··· Excerpted data ···

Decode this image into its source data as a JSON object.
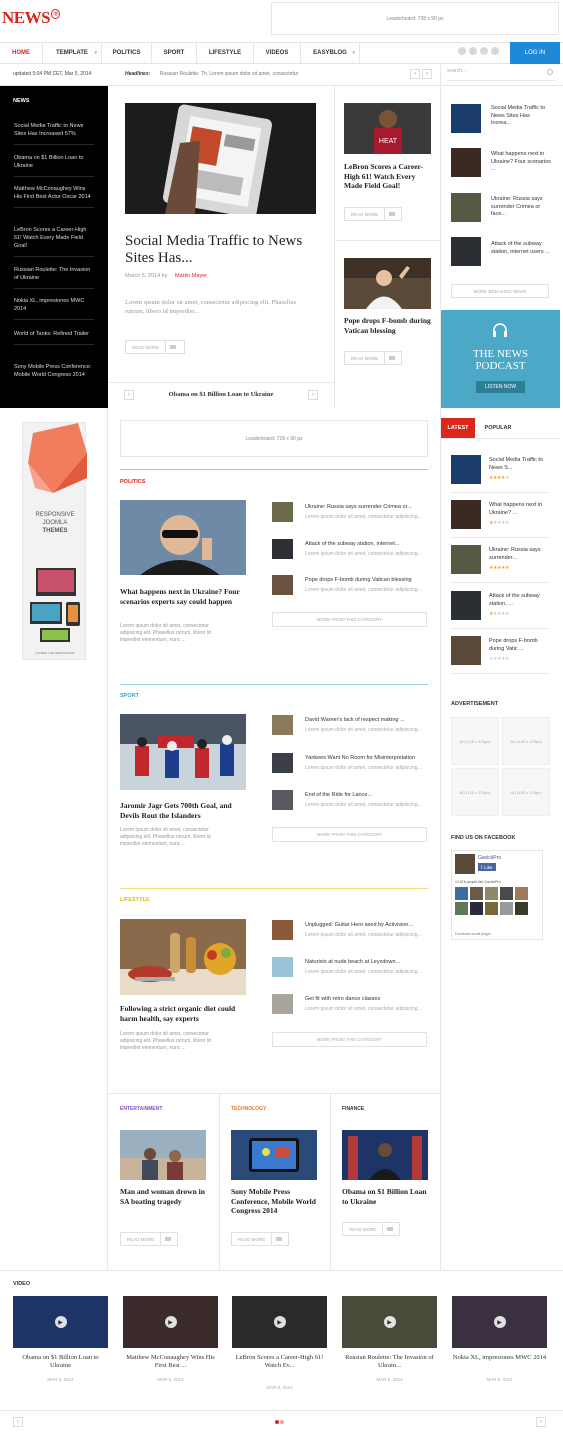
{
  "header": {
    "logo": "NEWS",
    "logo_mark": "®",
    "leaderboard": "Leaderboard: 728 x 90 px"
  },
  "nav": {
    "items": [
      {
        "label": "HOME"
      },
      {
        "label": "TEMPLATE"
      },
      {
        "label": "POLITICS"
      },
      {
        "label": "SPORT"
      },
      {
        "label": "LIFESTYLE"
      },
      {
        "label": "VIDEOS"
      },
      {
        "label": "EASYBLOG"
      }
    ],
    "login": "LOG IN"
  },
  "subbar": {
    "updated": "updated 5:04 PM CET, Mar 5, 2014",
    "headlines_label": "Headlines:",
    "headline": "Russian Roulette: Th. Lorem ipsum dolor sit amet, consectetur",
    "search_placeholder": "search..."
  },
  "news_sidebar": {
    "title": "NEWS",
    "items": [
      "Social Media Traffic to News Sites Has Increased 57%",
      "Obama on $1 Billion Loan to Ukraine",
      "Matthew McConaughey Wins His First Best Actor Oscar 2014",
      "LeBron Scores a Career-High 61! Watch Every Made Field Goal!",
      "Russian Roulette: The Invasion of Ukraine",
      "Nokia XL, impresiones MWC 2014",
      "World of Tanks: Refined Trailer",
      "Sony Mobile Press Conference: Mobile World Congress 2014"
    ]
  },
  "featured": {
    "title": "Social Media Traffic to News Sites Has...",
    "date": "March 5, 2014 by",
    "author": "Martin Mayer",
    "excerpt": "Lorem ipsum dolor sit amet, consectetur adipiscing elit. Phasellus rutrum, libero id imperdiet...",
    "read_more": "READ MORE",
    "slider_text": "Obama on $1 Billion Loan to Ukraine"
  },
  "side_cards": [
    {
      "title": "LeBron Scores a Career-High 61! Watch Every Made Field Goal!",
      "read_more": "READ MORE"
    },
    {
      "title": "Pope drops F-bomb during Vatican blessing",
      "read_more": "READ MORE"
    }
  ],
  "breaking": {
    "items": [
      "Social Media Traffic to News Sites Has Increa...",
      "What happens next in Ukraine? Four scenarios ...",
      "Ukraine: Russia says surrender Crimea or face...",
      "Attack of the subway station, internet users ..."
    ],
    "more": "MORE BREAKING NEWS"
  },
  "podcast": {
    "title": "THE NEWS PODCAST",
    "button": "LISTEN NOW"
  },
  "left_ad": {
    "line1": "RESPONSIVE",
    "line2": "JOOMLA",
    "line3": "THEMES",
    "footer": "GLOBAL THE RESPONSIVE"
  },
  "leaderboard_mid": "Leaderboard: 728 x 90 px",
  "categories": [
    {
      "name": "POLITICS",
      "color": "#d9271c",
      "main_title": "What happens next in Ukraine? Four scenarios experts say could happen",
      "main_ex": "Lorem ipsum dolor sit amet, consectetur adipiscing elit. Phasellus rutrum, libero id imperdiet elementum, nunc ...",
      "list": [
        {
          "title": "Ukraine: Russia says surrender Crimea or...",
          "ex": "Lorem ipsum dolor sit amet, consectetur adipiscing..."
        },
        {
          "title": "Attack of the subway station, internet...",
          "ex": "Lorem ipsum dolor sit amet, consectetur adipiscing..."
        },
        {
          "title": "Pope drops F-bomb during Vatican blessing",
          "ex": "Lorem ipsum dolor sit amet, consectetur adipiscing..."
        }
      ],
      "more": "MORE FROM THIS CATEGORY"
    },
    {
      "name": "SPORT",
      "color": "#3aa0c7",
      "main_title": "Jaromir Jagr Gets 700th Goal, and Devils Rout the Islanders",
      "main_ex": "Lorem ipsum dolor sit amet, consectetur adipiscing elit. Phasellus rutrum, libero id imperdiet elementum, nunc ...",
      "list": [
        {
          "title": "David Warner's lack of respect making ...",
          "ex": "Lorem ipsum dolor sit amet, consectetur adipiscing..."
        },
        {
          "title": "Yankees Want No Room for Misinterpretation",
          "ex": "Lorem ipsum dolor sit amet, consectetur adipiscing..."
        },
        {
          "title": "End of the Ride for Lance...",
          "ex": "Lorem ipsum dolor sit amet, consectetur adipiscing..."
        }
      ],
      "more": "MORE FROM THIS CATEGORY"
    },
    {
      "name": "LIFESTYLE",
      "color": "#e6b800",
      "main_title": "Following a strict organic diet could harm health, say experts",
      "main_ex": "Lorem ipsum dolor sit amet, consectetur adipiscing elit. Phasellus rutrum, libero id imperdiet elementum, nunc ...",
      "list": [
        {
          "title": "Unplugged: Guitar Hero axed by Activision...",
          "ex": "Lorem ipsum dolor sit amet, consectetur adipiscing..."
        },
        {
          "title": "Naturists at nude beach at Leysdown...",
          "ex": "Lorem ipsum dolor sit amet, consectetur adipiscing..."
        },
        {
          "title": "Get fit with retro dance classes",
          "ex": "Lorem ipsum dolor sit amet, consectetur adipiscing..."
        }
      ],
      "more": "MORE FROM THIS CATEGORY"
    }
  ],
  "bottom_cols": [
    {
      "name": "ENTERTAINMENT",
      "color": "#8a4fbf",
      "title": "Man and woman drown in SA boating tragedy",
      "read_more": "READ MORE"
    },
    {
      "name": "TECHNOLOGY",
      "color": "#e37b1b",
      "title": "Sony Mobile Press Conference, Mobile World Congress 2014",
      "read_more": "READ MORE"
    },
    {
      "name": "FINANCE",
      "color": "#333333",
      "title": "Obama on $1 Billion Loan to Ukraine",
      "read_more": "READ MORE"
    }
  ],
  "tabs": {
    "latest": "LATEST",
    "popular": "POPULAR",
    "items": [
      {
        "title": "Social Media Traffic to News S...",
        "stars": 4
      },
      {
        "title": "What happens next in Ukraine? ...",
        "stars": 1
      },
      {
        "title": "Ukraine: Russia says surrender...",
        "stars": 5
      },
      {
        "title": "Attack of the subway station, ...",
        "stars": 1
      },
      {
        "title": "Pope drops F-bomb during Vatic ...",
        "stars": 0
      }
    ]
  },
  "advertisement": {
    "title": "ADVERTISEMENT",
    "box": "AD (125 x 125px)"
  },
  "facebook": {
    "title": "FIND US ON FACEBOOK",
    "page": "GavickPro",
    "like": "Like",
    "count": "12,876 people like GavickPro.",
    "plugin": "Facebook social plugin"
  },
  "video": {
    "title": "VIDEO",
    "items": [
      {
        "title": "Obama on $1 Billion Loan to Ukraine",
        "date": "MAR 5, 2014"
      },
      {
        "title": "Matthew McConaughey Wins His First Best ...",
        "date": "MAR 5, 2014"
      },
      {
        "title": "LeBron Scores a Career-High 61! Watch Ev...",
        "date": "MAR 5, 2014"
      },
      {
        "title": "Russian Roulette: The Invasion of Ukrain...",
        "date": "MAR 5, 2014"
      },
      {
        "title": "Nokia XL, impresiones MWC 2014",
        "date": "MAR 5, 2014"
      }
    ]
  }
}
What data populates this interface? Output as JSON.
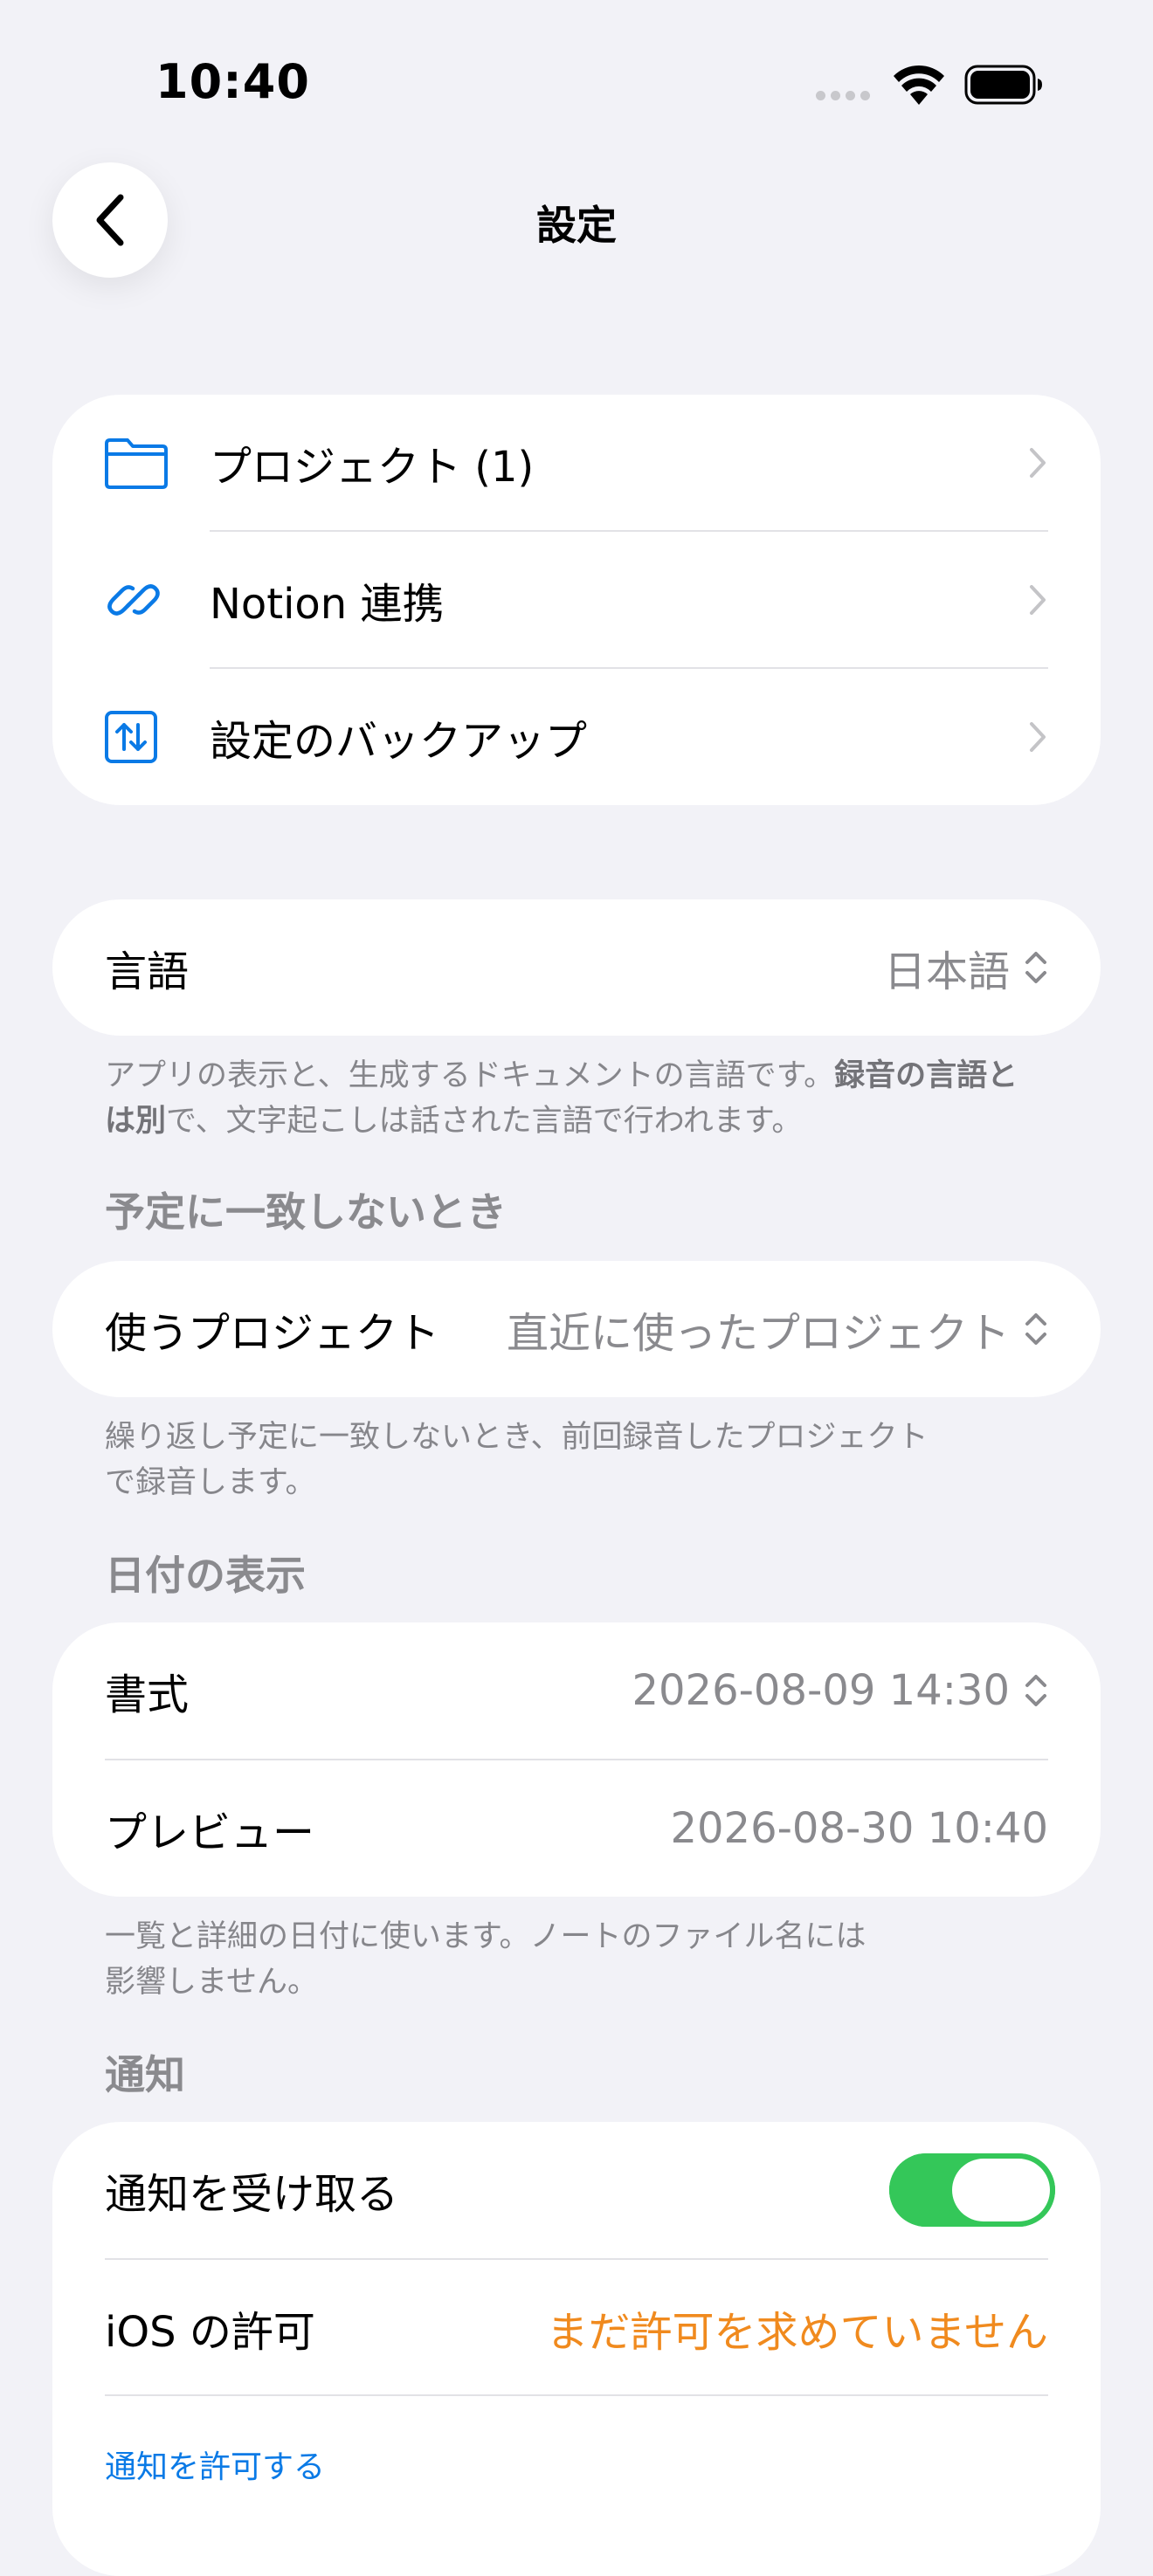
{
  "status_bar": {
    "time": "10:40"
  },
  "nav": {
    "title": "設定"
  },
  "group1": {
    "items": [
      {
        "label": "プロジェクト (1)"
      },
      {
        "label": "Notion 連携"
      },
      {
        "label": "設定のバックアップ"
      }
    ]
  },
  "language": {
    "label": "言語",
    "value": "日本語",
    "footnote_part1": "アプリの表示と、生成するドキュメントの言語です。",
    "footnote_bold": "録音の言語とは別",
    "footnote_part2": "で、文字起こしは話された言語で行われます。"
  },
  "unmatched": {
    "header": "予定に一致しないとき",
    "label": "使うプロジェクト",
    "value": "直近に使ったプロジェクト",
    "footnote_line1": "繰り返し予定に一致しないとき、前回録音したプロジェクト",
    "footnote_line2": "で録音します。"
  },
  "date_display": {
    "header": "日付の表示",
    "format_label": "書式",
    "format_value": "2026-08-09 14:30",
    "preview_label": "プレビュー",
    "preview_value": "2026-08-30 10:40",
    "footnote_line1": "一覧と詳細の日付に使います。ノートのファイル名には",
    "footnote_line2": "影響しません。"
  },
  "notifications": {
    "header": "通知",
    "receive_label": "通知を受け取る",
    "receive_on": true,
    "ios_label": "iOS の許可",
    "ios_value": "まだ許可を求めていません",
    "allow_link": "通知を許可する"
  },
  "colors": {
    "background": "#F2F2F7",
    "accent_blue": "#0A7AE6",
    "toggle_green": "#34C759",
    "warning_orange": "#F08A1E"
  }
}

···

Short task: Write out the lines of the material from the one containing "What data populates" through the last, exactly and only those. Leave every picture out.

Task solution:
What data populates this interface? Output as JSON.
{
  "status_bar": {
    "time": "10:40"
  },
  "nav": {
    "title": "設定"
  },
  "group1": {
    "items": [
      {
        "label": "プロジェクト (1)"
      },
      {
        "label": "Notion 連携"
      },
      {
        "label": "設定のバックアップ"
      }
    ]
  },
  "language": {
    "label": "言語",
    "value": "日本語",
    "footnote_part1": "アプリの表示と、生成するドキュメントの言語です。",
    "footnote_bold": "録音の言語とは別",
    "footnote_part2": "で、文字起こしは話された言語で行われます。"
  },
  "unmatched": {
    "header": "予定に一致しないとき",
    "label": "使うプロジェクト",
    "value": "直近に使ったプロジェクト",
    "footnote_line1": "繰り返し予定に一致しないとき、前回録音したプロジェクト",
    "footnote_line2": "で録音します。"
  },
  "date_display": {
    "header": "日付の表示",
    "format_label": "書式",
    "format_value": "2026-08-09 14:30",
    "preview_label": "プレビュー",
    "preview_value": "2026-08-30 10:40",
    "footnote_line1": "一覧と詳細の日付に使います。ノートのファイル名には",
    "footnote_line2": "影響しません。"
  },
  "notifications": {
    "header": "通知",
    "receive_label": "通知を受け取る",
    "receive_on": true,
    "ios_label": "iOS の許可",
    "ios_value": "まだ許可を求めていません",
    "allow_link": "通知を許可する"
  },
  "colors": {
    "background": "#F2F2F7",
    "accent_blue": "#0A7AE6",
    "toggle_green": "#34C759",
    "warning_orange": "#F08A1E"
  }
}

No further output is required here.